Stored dataset items:
Begin
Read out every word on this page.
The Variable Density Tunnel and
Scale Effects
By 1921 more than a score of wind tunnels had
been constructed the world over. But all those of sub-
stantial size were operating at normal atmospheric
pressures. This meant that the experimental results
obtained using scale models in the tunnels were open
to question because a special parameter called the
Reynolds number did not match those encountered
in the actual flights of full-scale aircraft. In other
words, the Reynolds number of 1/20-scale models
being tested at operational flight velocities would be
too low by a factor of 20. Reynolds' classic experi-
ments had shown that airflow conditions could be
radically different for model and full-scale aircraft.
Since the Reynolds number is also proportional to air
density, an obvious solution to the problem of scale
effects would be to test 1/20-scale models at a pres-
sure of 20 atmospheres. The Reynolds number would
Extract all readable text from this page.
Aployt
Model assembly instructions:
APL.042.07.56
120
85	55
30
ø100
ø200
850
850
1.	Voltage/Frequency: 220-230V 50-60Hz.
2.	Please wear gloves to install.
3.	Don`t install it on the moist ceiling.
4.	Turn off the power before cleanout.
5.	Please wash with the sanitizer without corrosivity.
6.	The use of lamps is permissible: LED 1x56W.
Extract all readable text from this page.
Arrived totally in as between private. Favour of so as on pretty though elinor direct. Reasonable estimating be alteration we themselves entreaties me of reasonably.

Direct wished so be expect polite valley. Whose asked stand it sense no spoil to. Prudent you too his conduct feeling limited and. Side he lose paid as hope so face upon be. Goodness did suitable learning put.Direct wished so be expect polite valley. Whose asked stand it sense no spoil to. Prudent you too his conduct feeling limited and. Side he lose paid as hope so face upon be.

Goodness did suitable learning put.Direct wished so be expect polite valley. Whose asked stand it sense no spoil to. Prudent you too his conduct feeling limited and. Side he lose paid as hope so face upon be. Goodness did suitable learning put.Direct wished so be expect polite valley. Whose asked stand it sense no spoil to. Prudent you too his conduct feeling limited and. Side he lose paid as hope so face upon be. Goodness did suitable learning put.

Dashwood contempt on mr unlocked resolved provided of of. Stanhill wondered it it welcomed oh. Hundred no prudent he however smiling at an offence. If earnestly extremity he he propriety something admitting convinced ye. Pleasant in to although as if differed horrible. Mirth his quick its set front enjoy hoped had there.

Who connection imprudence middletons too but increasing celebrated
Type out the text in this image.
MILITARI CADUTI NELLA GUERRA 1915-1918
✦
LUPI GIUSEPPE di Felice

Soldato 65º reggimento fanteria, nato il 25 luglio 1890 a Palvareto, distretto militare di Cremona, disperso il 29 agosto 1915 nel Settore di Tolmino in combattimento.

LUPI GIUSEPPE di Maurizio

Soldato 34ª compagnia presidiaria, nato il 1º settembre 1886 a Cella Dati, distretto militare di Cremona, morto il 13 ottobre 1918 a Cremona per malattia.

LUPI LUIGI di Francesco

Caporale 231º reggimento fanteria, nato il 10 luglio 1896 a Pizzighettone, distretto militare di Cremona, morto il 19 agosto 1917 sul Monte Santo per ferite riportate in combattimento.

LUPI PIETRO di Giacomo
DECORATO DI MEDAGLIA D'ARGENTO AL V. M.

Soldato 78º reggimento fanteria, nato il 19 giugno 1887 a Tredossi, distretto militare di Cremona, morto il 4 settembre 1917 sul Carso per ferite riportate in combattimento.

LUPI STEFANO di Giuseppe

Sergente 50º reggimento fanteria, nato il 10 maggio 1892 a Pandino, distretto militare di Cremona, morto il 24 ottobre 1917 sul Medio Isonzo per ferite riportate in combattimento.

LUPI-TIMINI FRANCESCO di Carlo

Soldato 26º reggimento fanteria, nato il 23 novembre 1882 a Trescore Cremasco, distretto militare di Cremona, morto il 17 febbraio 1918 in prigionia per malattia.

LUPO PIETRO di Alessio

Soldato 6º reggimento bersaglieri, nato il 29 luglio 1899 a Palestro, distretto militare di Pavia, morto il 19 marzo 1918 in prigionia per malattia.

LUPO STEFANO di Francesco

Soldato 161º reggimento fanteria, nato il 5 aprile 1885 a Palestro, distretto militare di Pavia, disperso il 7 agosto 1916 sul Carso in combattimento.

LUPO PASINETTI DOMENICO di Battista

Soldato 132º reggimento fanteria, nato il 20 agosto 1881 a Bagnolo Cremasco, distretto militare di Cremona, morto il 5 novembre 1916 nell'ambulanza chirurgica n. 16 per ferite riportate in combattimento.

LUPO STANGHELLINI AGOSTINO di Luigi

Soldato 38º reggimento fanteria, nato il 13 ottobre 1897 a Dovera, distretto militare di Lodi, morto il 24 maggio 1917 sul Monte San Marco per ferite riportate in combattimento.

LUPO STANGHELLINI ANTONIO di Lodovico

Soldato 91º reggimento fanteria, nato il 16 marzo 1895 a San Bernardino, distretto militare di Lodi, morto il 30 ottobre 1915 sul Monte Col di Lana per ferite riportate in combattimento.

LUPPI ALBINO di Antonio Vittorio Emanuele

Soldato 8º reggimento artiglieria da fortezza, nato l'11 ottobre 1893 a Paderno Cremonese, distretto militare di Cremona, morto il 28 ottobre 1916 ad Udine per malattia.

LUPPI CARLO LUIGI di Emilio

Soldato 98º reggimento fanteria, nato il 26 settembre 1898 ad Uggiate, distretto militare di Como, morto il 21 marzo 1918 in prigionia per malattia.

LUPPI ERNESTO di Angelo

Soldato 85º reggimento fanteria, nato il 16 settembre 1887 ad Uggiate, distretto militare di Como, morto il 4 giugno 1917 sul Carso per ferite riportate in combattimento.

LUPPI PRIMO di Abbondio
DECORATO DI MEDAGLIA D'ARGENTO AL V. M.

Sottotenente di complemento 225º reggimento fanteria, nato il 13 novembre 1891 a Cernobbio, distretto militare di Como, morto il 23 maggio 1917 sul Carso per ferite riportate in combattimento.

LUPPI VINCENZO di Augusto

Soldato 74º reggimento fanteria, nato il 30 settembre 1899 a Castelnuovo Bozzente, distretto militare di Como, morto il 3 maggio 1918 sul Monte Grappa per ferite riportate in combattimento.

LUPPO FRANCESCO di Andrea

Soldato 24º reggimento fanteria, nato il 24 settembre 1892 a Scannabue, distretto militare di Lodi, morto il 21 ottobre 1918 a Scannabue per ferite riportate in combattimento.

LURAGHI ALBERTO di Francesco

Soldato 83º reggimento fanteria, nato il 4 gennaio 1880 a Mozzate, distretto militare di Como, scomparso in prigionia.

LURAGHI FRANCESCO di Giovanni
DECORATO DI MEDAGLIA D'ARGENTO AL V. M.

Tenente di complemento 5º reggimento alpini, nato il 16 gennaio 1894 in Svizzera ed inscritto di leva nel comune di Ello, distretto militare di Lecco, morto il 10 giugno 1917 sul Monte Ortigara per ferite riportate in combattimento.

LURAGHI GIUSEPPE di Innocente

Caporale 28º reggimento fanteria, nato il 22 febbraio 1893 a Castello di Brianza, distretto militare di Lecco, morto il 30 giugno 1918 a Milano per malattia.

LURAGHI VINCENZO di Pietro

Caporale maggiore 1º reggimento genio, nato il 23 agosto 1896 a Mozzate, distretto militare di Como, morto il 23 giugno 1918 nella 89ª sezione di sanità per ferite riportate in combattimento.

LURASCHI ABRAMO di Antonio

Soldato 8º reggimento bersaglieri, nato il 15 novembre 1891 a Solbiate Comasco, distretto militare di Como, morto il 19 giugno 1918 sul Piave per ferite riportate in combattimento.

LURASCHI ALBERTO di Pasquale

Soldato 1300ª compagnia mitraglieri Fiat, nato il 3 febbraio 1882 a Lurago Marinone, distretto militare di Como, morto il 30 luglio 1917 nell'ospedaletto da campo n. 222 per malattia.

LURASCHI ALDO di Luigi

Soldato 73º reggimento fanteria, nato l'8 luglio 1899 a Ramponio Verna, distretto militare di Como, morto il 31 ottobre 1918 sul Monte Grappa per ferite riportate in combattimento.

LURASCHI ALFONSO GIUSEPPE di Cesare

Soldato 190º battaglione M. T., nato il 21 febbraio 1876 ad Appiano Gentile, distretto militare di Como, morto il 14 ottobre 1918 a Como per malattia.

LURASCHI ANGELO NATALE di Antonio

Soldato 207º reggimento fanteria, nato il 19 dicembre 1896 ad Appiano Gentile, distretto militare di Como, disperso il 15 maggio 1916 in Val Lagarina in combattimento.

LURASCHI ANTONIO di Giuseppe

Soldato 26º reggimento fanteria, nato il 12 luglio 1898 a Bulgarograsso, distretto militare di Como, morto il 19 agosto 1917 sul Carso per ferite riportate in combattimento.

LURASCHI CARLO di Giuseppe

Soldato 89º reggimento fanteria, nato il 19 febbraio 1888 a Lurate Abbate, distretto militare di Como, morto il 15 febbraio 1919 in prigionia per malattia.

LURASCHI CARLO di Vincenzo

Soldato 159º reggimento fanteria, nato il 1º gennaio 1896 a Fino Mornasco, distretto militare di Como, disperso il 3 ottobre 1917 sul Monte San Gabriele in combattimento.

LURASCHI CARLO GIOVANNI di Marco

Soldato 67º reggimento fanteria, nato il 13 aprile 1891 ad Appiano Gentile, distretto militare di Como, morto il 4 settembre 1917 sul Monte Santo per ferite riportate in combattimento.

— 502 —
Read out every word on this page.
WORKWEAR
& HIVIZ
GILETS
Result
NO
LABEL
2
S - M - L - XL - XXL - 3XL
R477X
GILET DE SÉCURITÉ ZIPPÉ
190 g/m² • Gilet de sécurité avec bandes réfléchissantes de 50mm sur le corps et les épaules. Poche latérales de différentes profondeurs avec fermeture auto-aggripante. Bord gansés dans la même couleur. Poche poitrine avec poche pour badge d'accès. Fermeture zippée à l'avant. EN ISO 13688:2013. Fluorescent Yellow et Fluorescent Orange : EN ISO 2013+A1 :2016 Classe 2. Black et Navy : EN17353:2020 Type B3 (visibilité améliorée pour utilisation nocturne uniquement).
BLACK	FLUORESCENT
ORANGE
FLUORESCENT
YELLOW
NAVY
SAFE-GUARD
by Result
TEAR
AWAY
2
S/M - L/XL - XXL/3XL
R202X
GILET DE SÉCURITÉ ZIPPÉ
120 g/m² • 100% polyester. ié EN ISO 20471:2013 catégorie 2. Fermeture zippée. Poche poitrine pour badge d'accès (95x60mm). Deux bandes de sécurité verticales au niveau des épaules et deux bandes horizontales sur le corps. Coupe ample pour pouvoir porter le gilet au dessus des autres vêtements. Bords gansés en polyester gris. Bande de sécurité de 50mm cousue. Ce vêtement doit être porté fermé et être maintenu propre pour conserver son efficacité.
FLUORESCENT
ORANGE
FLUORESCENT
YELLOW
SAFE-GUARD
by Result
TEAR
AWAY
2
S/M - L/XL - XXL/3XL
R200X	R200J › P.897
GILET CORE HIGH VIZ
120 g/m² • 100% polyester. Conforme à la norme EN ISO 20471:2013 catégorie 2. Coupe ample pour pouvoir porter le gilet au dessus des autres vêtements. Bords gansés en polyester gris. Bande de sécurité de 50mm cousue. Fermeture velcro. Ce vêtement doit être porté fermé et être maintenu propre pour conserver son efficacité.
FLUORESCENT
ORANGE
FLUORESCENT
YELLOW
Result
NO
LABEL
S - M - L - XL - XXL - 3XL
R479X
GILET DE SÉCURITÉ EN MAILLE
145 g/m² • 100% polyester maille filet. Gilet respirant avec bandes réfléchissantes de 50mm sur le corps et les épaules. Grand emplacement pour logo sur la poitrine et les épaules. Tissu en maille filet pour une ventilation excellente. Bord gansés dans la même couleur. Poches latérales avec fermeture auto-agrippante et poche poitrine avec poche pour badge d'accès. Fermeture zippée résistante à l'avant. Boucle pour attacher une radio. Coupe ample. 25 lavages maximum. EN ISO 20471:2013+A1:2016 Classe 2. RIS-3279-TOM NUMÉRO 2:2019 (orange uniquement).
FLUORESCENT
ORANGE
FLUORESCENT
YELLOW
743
End
Written problem: Extract every line that has the string "LURASCHI" in it.

Task response:
LURASCHI ABRAMO di Antonio
LURASCHI ALBERTO di Pasquale
LURASCHI ALDO di Luigi
LURASCHI ALFONSO GIUSEPPE di Cesare
LURASCHI ANGELO NATALE di Antonio
LURASCHI ANTONIO di Giuseppe
LURASCHI CARLO di Giuseppe
LURASCHI CARLO di Vincenzo
LURASCHI CARLO GIOVANNI di Marco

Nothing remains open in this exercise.